What the exercise asks: Count the rows below that contain the string "yield", and reply with the number only.

Rows from a dataset:
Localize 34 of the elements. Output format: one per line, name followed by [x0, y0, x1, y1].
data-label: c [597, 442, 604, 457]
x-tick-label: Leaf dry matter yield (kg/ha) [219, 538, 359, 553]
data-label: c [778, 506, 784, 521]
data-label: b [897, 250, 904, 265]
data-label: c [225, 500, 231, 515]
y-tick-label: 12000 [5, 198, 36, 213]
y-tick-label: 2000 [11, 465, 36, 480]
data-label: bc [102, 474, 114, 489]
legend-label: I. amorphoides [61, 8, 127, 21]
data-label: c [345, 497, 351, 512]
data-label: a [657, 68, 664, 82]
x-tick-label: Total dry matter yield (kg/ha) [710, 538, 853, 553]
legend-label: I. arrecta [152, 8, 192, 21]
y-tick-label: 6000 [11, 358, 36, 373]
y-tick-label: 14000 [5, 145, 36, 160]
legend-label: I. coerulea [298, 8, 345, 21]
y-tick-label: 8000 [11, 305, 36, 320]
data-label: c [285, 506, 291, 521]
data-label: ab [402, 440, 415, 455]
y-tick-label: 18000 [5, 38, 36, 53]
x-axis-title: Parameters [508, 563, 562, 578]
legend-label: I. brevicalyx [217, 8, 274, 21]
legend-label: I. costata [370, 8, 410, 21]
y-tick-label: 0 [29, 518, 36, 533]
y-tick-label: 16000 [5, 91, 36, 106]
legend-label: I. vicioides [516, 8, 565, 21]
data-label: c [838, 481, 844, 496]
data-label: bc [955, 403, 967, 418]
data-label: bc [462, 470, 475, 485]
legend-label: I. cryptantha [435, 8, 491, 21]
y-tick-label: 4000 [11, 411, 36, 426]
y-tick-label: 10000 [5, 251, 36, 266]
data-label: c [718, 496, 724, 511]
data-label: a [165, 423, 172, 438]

Exercise response: 2